-- begin --

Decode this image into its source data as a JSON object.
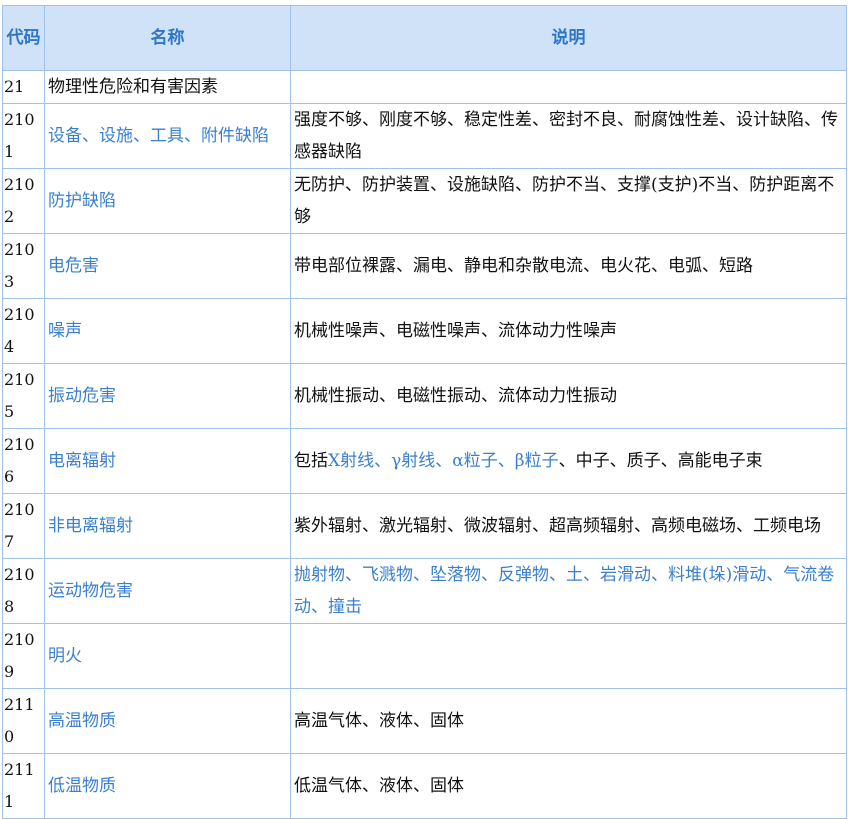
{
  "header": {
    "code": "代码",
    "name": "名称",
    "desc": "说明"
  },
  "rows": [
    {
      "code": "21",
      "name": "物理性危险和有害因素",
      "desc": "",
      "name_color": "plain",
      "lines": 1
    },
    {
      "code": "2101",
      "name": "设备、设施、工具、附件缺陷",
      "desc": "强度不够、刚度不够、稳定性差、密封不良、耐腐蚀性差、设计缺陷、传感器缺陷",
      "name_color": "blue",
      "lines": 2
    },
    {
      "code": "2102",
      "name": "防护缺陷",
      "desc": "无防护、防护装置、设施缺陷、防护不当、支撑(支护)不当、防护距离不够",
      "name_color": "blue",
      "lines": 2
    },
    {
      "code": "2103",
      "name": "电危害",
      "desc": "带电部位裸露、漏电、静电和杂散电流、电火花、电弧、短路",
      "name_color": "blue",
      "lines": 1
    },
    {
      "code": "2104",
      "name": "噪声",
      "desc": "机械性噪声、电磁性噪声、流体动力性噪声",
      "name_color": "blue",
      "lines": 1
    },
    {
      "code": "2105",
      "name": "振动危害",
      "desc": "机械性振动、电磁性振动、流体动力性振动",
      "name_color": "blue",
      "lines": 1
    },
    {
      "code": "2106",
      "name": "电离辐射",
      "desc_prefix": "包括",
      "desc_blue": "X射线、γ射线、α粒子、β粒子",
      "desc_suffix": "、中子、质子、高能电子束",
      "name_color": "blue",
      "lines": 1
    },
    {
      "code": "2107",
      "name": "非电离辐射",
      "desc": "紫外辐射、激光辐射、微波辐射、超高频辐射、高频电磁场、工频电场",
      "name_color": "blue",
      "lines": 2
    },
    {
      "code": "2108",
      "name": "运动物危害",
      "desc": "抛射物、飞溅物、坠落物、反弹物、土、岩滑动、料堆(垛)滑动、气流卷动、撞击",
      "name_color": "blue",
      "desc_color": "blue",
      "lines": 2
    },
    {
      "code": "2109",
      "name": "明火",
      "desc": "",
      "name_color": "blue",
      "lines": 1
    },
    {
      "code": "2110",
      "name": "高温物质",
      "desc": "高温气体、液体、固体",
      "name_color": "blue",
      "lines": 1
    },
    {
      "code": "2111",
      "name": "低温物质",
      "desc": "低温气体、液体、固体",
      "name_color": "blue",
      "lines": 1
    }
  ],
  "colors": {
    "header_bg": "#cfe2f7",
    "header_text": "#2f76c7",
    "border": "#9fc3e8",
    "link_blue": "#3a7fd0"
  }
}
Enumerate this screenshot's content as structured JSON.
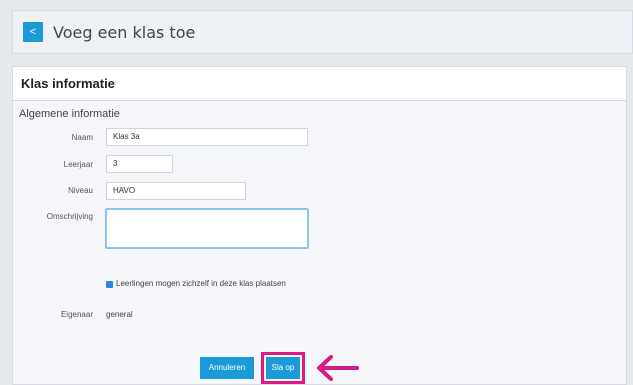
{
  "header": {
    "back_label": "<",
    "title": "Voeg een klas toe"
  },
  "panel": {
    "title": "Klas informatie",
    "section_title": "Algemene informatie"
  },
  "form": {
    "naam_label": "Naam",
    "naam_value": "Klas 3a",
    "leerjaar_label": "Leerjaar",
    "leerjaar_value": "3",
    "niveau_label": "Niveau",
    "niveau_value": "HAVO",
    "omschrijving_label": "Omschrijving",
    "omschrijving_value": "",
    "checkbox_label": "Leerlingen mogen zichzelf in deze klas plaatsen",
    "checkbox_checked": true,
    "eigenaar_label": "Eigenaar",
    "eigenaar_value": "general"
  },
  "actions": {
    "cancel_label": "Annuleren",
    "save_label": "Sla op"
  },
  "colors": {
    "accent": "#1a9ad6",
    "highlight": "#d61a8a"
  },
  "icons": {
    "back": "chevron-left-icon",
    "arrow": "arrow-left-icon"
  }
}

-- end --

Copy the records above exactly, omitting every picture.

Decode this image into its source data as a JSON object.
{
  "header": {
    "code": "代码",
    "name": "名称",
    "desc": "说明"
  },
  "rows": [
    {
      "code": "21",
      "name": "物理性危险和有害因素",
      "desc": "",
      "name_color": "plain",
      "lines": 1
    },
    {
      "code": "2101",
      "name": "设备、设施、工具、附件缺陷",
      "desc": "强度不够、刚度不够、稳定性差、密封不良、耐腐蚀性差、设计缺陷、传感器缺陷",
      "name_color": "blue",
      "lines": 2
    },
    {
      "code": "2102",
      "name": "防护缺陷",
      "desc": "无防护、防护装置、设施缺陷、防护不当、支撑(支护)不当、防护距离不够",
      "name_color": "blue",
      "lines": 2
    },
    {
      "code": "2103",
      "name": "电危害",
      "desc": "带电部位裸露、漏电、静电和杂散电流、电火花、电弧、短路",
      "name_color": "blue",
      "lines": 1
    },
    {
      "code": "2104",
      "name": "噪声",
      "desc": "机械性噪声、电磁性噪声、流体动力性噪声",
      "name_color": "blue",
      "lines": 1
    },
    {
      "code": "2105",
      "name": "振动危害",
      "desc": "机械性振动、电磁性振动、流体动力性振动",
      "name_color": "blue",
      "lines": 1
    },
    {
      "code": "2106",
      "name": "电离辐射",
      "desc_prefix": "包括",
      "desc_blue": "X射线、γ射线、α粒子、β粒子",
      "desc_suffix": "、中子、质子、高能电子束",
      "name_color": "blue",
      "lines": 1
    },
    {
      "code": "2107",
      "name": "非电离辐射",
      "desc": "紫外辐射、激光辐射、微波辐射、超高频辐射、高频电磁场、工频电场",
      "name_color": "blue",
      "lines": 2
    },
    {
      "code": "2108",
      "name": "运动物危害",
      "desc": "抛射物、飞溅物、坠落物、反弹物、土、岩滑动、料堆(垛)滑动、气流卷动、撞击",
      "name_color": "blue",
      "desc_color": "blue",
      "lines": 2
    },
    {
      "code": "2109",
      "name": "明火",
      "desc": "",
      "name_color": "blue",
      "lines": 1
    },
    {
      "code": "2110",
      "name": "高温物质",
      "desc": "高温气体、液体、固体",
      "name_color": "blue",
      "lines": 1
    },
    {
      "code": "2111",
      "name": "低温物质",
      "desc": "低温气体、液体、固体",
      "name_color": "blue",
      "lines": 1
    }
  ],
  "colors": {
    "header_bg": "#cfe2f7",
    "header_text": "#2f76c7",
    "border": "#9fc3e8",
    "link_blue": "#3a7fd0"
  }
}
Enumerate this screenshot's content as structured JSON.
{
  "header": {
    "back_label": "<",
    "title": "Voeg een klas toe"
  },
  "panel": {
    "title": "Klas informatie",
    "section_title": "Algemene informatie"
  },
  "form": {
    "naam_label": "Naam",
    "naam_value": "Klas 3a",
    "leerjaar_label": "Leerjaar",
    "leerjaar_value": "3",
    "niveau_label": "Niveau",
    "niveau_value": "HAVO",
    "omschrijving_label": "Omschrijving",
    "omschrijving_value": "",
    "checkbox_label": "Leerlingen mogen zichzelf in deze klas plaatsen",
    "checkbox_checked": true,
    "eigenaar_label": "Eigenaar",
    "eigenaar_value": "general"
  },
  "actions": {
    "cancel_label": "Annuleren",
    "save_label": "Sla op"
  },
  "colors": {
    "accent": "#1a9ad6",
    "highlight": "#d61a8a"
  },
  "icons": {
    "back": "chevron-left-icon",
    "arrow": "arrow-left-icon"
  }
}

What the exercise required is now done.